### WRITTEN TASK
Check each line for the string "dimension", then give only how many lines have it.

+---+

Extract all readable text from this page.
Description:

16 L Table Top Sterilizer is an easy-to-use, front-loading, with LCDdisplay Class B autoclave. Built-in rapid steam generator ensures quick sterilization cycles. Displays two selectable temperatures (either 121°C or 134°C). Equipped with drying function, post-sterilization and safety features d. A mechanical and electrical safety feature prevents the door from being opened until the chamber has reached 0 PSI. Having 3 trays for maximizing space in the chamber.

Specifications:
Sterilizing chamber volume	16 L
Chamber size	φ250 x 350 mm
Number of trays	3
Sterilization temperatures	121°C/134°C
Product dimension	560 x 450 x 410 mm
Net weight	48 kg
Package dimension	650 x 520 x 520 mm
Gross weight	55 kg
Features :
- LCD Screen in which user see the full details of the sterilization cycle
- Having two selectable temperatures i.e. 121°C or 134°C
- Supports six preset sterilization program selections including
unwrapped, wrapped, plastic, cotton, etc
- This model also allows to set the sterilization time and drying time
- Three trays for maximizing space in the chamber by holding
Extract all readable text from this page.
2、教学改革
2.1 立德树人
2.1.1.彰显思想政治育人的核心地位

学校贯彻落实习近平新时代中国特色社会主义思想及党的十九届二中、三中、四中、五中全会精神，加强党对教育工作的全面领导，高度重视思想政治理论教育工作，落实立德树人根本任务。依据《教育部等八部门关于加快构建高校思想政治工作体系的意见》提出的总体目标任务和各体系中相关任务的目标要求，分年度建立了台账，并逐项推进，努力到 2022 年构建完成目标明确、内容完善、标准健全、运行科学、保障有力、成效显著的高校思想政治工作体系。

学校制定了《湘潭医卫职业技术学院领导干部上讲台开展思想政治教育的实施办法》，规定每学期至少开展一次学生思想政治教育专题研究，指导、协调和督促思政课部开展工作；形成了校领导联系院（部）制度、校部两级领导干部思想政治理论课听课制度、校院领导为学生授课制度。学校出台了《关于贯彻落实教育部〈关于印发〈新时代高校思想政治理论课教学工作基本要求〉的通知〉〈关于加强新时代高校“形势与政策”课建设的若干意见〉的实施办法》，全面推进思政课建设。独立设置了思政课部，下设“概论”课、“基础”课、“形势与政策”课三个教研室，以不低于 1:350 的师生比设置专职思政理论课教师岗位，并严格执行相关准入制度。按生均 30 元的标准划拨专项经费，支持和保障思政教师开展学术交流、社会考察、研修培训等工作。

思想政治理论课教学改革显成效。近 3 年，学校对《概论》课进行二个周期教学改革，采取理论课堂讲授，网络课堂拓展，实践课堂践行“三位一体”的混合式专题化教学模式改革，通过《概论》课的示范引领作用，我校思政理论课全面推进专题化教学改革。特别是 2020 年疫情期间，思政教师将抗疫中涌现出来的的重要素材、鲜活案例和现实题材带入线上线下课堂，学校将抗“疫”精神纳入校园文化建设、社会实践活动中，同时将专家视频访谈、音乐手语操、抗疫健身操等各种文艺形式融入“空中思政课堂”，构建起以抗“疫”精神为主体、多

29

+---+

### FINAL ANSWER
2